### Material supplied
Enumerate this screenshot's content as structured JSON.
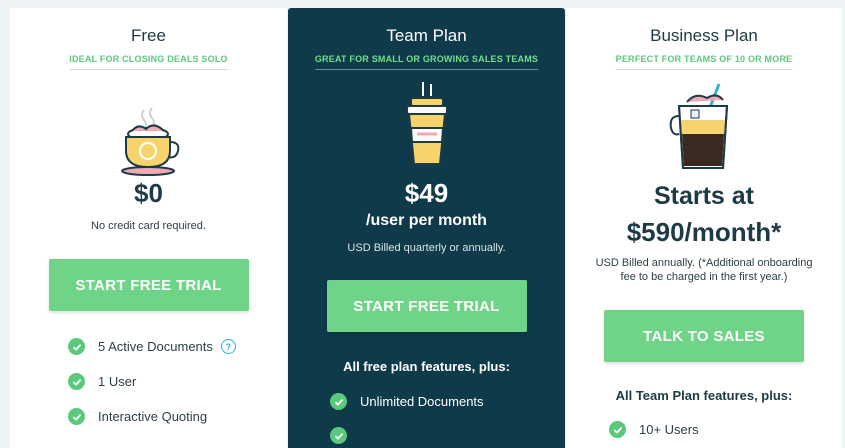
{
  "plans": [
    {
      "name": "Free",
      "tagline": "IDEAL FOR CLOSING DEALS SOLO",
      "price": "$0",
      "note": "No credit card required.",
      "cta": "START FREE TRIAL",
      "features": [
        "5 Active Documents",
        "1 User",
        "Interactive Quoting"
      ],
      "illustration_icon": "coffee-cup-icon"
    },
    {
      "name": "Team Plan",
      "tagline": "GREAT FOR SMALL OR GROWING SALES TEAMS",
      "price": "$49",
      "price_unit": "/user per month",
      "note": "USD Billed quarterly or annually.",
      "cta": "START FREE TRIAL",
      "features_heading": "All free plan features, plus:",
      "features": [
        "Unlimited Documents"
      ],
      "illustration_icon": "takeaway-cup-icon"
    },
    {
      "name": "Business Plan",
      "tagline": "PERFECT FOR TEAMS OF 10 OR MORE",
      "price_line1": "Starts at",
      "price_line2": "$590/month*",
      "note_line1": "USD Billed annually. (*Additional onboarding",
      "note_line2": "fee to be charged in the first year.)",
      "cta": "TALK TO SALES",
      "features_heading": "All Team Plan features, plus:",
      "features": [
        "10+ Users"
      ],
      "illustration_icon": "iced-drink-icon"
    }
  ],
  "colors": {
    "accent_green": "#6fd487",
    "team_background": "#0f3a4a",
    "tagline_green": "#5ac97b",
    "help_blue": "#28b5d8"
  }
}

### Written request
Search the data above for lines holding "Documents" and copy each of them.

### Result
        "5 Active Documents",
        "Unlimited Documents"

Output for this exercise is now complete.